Texto citado:
---*---

Finalmente el bus se detuvo y nos dejó en la montaña. Y de
ahí, podías hacer miles de kilómetros a pie, hasta llegar a donde la fuerza te alcanzara. Sólo que a
las cuatro ya no había autobuses para volver. Aquello tenía una pinta flipante,
montañas de verdad, como a mí me gustan.
Un prado que apareció en lo que fue el valle de un glaciar.
El pico nevado que se ve al fondo (abajo) es el Yangmaiyong, con una
altitud de 5.958 metros. De este pico dicen que es la personificación de la
sabiduría budista. Bueno, por qué no, claro. En realidad, hay tres montañas sagradas en la zona, con una altitud semejante.
Cada región de China tiene su mejor momento para visitarla. Parece ser que el momento para ir a Yading es el otoño, cuando el mismo paisaje está a tope de color. Pero por no ver chinos vale la pena ir en cualquier otro momento que no sea temporada alta. A mí el paisaje lunar ya me entusiasma.
Allí caminaba por un lugar increíble en dirección al Lago de leche. La diferencia entre las
montañas chinas y las coreanas o japonesas. Es que, en las últimas, está todo
muy bien indicado. En todo momento, sabes dónde estás, hacia dónde vas, cuánto
te queda para llegar… En la montaña china, si te encuentras una flecha que
diga: “Por allí”, date por contento. Había un mapa allá que te va, que decía
que el Lago de leche estaba a 4.600
metros de altitud, lo cual no dice mucho si no sabes a qué altitud estás, ni a
cuántos kilómetros de distancia. (Ahora
sé que no pasé de los 4.200 m, lo cual debe ser muy lejos del objetivo)
Pues eso, camina que te camina, con las zapatillas de
ciudad, no había desayunado, no había comido, me había comprado unos frutos
secos que sabían a rayos y agua en un chiringuito donde paró el autobús. Estaba
con el mal de la altitud otra vez a cuestas, muy corta de aire, y encima, el
reglote que me acababa de venir era una tremenda hemorragia. Como si el cuerpo
se hubiera vuelto loco con la altitud… Vamos, que iba como un alma en pena por
las montañas. Además, ya eran las tres de la tarde, y el último autobús para
volver al hostal donde me alojaba -y cuya dirección o nombre desconocía-, salía
dentro de una hora. Pero la belleza, no sé si saben el motor que es: yo quería ver ese Lago de leche. Y a sólo 100 metros más de altitud, estaba el Lago cinco colores.
Por el camino me encuentro a
un chaval chino vomitando. Voy a ver si necesita ayuda. Dice que es el
mal de la altitud. Sonríe porque todo es muy bonito, cómo lo entiendo. Lo dejo atrás. Ni una señal de cuánto falta para el lago. Hace
ya casi dos horas que voy caminando, aunque muy, muy despacio.
Veo a un chino
que parece regresar de donde yo quiero ir. Un chino de esos que de lejos, por cómo se mueve, ya se sabe que están haciendo todo el día deporte. Un chino de esos equipados hasta los
dientes. Le pregunto cuánto queda hasta el lago. Y me dice: “El lago está, pero
es que está, a tomar por el saco… Aunque te lo cuente, no te puedes ni imaginar
lo lejos que está. Demasiado lejos. Lejísimos”. Bueno, pues ya está, me vuelvo.

---*---

Información proporcionada:
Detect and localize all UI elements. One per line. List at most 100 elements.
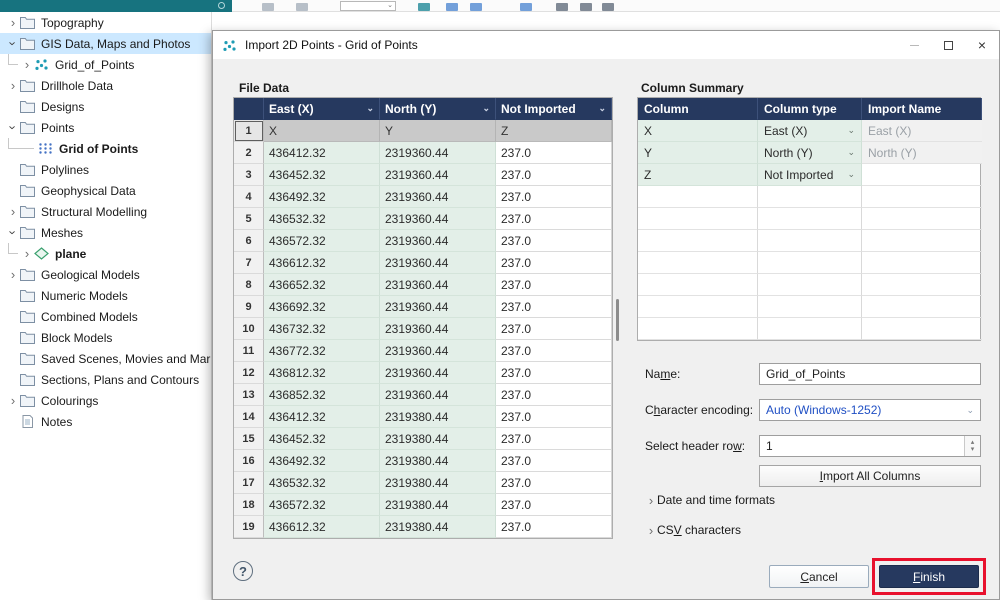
search-icon[interactable]	[218, 2, 225, 9]
chevron-down-icon[interactable]: ⌄	[366, 104, 374, 113]
tree-item-geological-models[interactable]: › Geological Models	[0, 264, 211, 285]
table-cell[interactable]: 237.0	[496, 494, 612, 516]
chevron-down-icon[interactable]: ⌄	[482, 104, 490, 113]
column-header[interactable]: Not Imported ⌄	[496, 98, 612, 120]
table-cell[interactable]: 436532.32	[264, 208, 380, 230]
row-number[interactable]: 19	[234, 516, 264, 538]
tree-item-numeric-models[interactable]: Numeric Models	[0, 285, 211, 306]
row-number[interactable]: 13	[234, 384, 264, 406]
table-cell[interactable]: 2319380.44	[380, 516, 496, 538]
row-number[interactable]: 2	[234, 142, 264, 164]
toolbar-icon-5[interactable]	[470, 3, 482, 11]
row-number[interactable]: 10	[234, 318, 264, 340]
file-data-table[interactable]: East (X) ⌄ North (Y) ⌄ Not Imported ⌄ 1 X Y Z 2 436…	[233, 97, 613, 539]
table-cell[interactable]: 436452.32	[264, 164, 380, 186]
table-cell[interactable]: 2319360.44	[380, 208, 496, 230]
table-cell[interactable]: 2319380.44	[380, 472, 496, 494]
table-cell[interactable]: 237.0	[496, 186, 612, 208]
row-number[interactable]: 7	[234, 252, 264, 274]
table-cell[interactable]: Z	[496, 120, 612, 142]
help-button[interactable]: ?	[233, 561, 253, 581]
table-cell[interactable]: 237.0	[496, 164, 612, 186]
toolbar-icon-4[interactable]	[446, 3, 458, 11]
tree-item-combined-models[interactable]: Combined Models	[0, 306, 211, 327]
table-cell[interactable]: 436412.32	[264, 142, 380, 164]
table-cell[interactable]: 2319360.44	[380, 274, 496, 296]
table-cell[interactable]: 436572.32	[264, 230, 380, 252]
tree-chevron-right-icon[interactable]: ›	[6, 205, 20, 218]
toolbar-icon-6[interactable]	[520, 3, 532, 11]
tree-item-notes[interactable]: Notes	[0, 411, 211, 432]
stepper-arrows[interactable]: ▴ ▾	[964, 436, 980, 456]
table-cell[interactable]: 237.0	[496, 340, 612, 362]
table-cell[interactable]: 237.0	[496, 296, 612, 318]
row-number[interactable]: 12	[234, 362, 264, 384]
table-cell[interactable]: 436572.32	[264, 494, 380, 516]
tree-item-designs[interactable]: Designs	[0, 96, 211, 117]
close-button[interactable]: ×	[965, 31, 999, 59]
tree-item-gis-data-maps-and-photos[interactable]: › GIS Data, Maps and Photos	[0, 33, 211, 54]
table-cell[interactable]: 2319380.44	[380, 406, 496, 428]
table-cell[interactable]: Y	[380, 120, 496, 142]
toolbar-icon-1[interactable]	[262, 3, 274, 11]
row-number[interactable]: 1	[234, 120, 264, 142]
tree-chevron-down-icon[interactable]: ›	[6, 226, 21, 240]
table-cell[interactable]: 237.0	[496, 428, 612, 450]
table-cell[interactable]: 436612.32	[264, 252, 380, 274]
table-cell[interactable]: X	[264, 120, 380, 142]
table-cell[interactable]: 2319360.44	[380, 230, 496, 252]
tree-item-meshes[interactable]: › Meshes	[0, 222, 211, 243]
tree-item-polylines[interactable]: Polylines	[0, 159, 211, 180]
table-cell[interactable]: 436812.32	[264, 362, 380, 384]
table-cell[interactable]: 2319380.44	[380, 494, 496, 516]
tree-chevron-right-icon[interactable]: ›	[6, 394, 20, 407]
table-cell[interactable]: 2319360.44	[380, 340, 496, 362]
chevron-down-icon[interactable]: ⌄	[847, 148, 855, 157]
row-number[interactable]: 4	[234, 186, 264, 208]
column-type-dropdown[interactable]: North (Y) ⌄	[758, 142, 862, 164]
chevron-down-icon[interactable]: ⌄	[847, 170, 855, 179]
tree-item-block-models[interactable]: Block Models	[0, 327, 211, 348]
row-number[interactable]: 17	[234, 472, 264, 494]
table-cell[interactable]: 2319360.44	[380, 252, 496, 274]
tree-item-structural-modelling[interactable]: › Structural Modelling	[0, 201, 211, 222]
toolbar-dropdown[interactable]: ⌄	[340, 1, 396, 11]
tree-item-grid-of-points[interactable]: Grid of Points	[0, 138, 211, 159]
tree-chevron-right-icon[interactable]: ›	[6, 16, 20, 29]
table-cell[interactable]: 237.0	[496, 230, 612, 252]
table-cell[interactable]: 237.0	[496, 142, 612, 164]
table-cell[interactable]: 2319380.44	[380, 450, 496, 472]
table-cell[interactable]: 436692.32	[264, 296, 380, 318]
tree-chevron-down-icon[interactable]: ›	[6, 121, 21, 135]
tree-item-sections-plans-and-contours[interactable]: Sections, Plans and Contours	[0, 369, 211, 390]
dialog-titlebar[interactable]: Import 2D Points - Grid of Points ×	[213, 31, 999, 59]
tree-chevron-down-icon[interactable]: ›	[6, 37, 21, 51]
toolbar-icon-7[interactable]	[556, 3, 568, 11]
spin-up-icon[interactable]: ▴	[971, 439, 975, 446]
table-cell[interactable]: 436492.32	[264, 186, 380, 208]
row-number[interactable]: 5	[234, 208, 264, 230]
table-cell[interactable]: 237.0	[496, 472, 612, 494]
header-row-stepper[interactable]: 1 ▴ ▾	[759, 435, 981, 457]
table-cell[interactable]: 237.0	[496, 450, 612, 472]
import-all-columns-button[interactable]: Import All Columns	[759, 465, 981, 487]
table-scrollbar[interactable]	[616, 299, 619, 341]
row-number[interactable]: 3	[234, 164, 264, 186]
table-cell[interactable]: 237.0	[496, 318, 612, 340]
tree-item-drillhole-data[interactable]: › Drillhole Data	[0, 75, 211, 96]
tree-item-colourings[interactable]: › Colourings	[0, 390, 211, 411]
row-number[interactable]: 8	[234, 274, 264, 296]
table-cell[interactable]: 237.0	[496, 252, 612, 274]
table-cell[interactable]: 2319380.44	[380, 428, 496, 450]
table-cell[interactable]: 436412.32	[264, 406, 380, 428]
import-name-cell[interactable]	[862, 164, 982, 186]
csv-characters-expander[interactable]: › CSV characters	[645, 523, 741, 537]
finish-button[interactable]: Finish	[879, 565, 979, 588]
table-cell[interactable]: 436532.32	[264, 472, 380, 494]
table-cell[interactable]: 436492.32	[264, 450, 380, 472]
table-cell[interactable]: 436652.32	[264, 274, 380, 296]
cancel-button[interactable]: Cancel	[769, 565, 869, 588]
tree-item-geophysical-data[interactable]: Geophysical Data	[0, 180, 211, 201]
table-cell[interactable]: 436612.32	[264, 516, 380, 538]
row-number[interactable]: 16	[234, 450, 264, 472]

---*---

Tareas solicitadas:
(A) Transcriba literalmente el pasaje del relato sobre Yading que comienza en las palabras "Finalmente el bus" y concluye tras "ya me entusiasma.".
(B) Según el relato sobre Yading, ¿qué altitud alcanza el pico Yangmaiyong?
(C) Prosiga el relato sobre Yading a partir de su última frase.

Respuestas finales:
(A)
Finalmente el bus se detuvo y nos dejó en la montaña. Y de
ahí, podías hacer miles de kilómetros a pie, hasta llegar a donde la fuerza te alcanzara. Sólo que a
las cuatro ya no había autobuses para volver. Aquello tenía una pinta flipante,
montañas de verdad, como a mí me gustan.
Un prado que apareció en lo que fue el valle de un glaciar.
El pico nevado que se ve al fondo (abajo) es el Yangmaiyong, con una
altitud de 5.958 metros. De este pico dicen que es la personificación de la
sabiduría budista. Bueno, por qué no, claro. En realidad, hay tres montañas sagradas en la zona, con una altitud semejante.
Cada región de China tiene su mejor momento para visitarla. Parece ser que el momento para ir a Yading es el otoño, cuando el mismo paisaje está a tope de color. Pero por no ver chinos vale la pena ir en cualquier otro momento que no sea temporada alta. A mí el paisaje lunar ya me entusiasma.

(B) 5.958 metros.

(C)
Me encuentro mal y lo más importante es no perder el bus para regresar al hostal.
Cuando estoy de regreso, los yaks están a escasos metros de
mí. Me miran, no saben cómo me miran. Una vez, un tibetano de campo me
dijo: “Con los yaks pocas bromas”. No podía pensar en otra cosa. Con esos
cuernos, esa cara de pocos amigos, allí, a paso de zombi cruzando sus prados, era un objetivo tan fácil para saciar una repentina ira contra el ser humano.
Finalmente, alcancé un lugar donde otros chinos esperaban un carro que nos acercaba hasta la salida donde estaba el autobús, que eran 6 km más. Estaba medio salvada, sólo quedaba encontrar el hostal.
Los chinos en el carro se ponen a cantar. Los chinos son muy cantarines, les gusta añadir música a la naturaleza y así lo disfrutan más. A mí, la naturaleza me parece que no necesita nada, ya es perfecta. La ciudad sí que necesita música. Pues eso, que no se conocían, y empiezan a cantar canciones folk chinas. Oigan, super bonito, unos coros, unos gorgoritos, parecía que hubieran estado ensayando meses juntos... Un paseo encantador en el carro. Cuando uno acababa de cantar, señalaba a otro, y el otro tenía que cantar otra canción. A cuál mejor. Todos parecían cantantes profesionales a mis oídos. No sé, me sentía más muerta que viva, aturdida por la altitud, la belleza... Cuando de pronto todos dan palmas y dicen: "¡Qué cante! ¡Qué cante la extranjera! ¡Eso! ¡Qué cante la extranjera!". No puede ser. Qué marrón. Si yo no sé cantar. No me sé ninguna canción. No canto ni en la ducha. Ni una sola vez he cantado en el karaoke en China en siete años. "¡Qué cante, qué cante!". Bueno, pues canto la única canción que me sé, así casi sin voz: "El árbol de la montaña, uo, ia, o, el árbol de la montaña uo, ia, o...". Se hace un silencio sepulcral. Todos los chinos se han convertido en estatuas de sal. No se pueden creer lo fea que es mi canción y lo mal que la canto. Querían que cantase, pues ahí tienen su merecido. Muchos segundos después de que haya acabado la canción, aplauden con vehemencia. Y me dicen: "Oye, tú qué valiente eres". "Pues sí que lo soy". Y me piden raudos el wechat, y no me piden un autógrafo porque no tienen un boli a mano...
"No tengo wechat". Se les ponen las cejas en el cogote: "¿Qué no tienes wechat?". "No". "Pues danos tu whatsapp". "Tampoco tengo". Se miran confundidos. "No tengo smartphone". Se hace un silencio helador, se miran atónitos. Si les hubiera dicho que tengo la lepra, no se hubieran quedado más petrificados. Me dicen: "Bueno, pues danos el Facebook". "Tampoco tengo. Pero tengo un blog". Qué situación tan incómoda para ellos. Compartir el carro con un ser tan extraño. Hacen como que no pasa nada, y cuando llegamos a destino, aligeran el paso deseando no tener que volver a conversar conmigo. Qué bien, me he deshecho de ellos.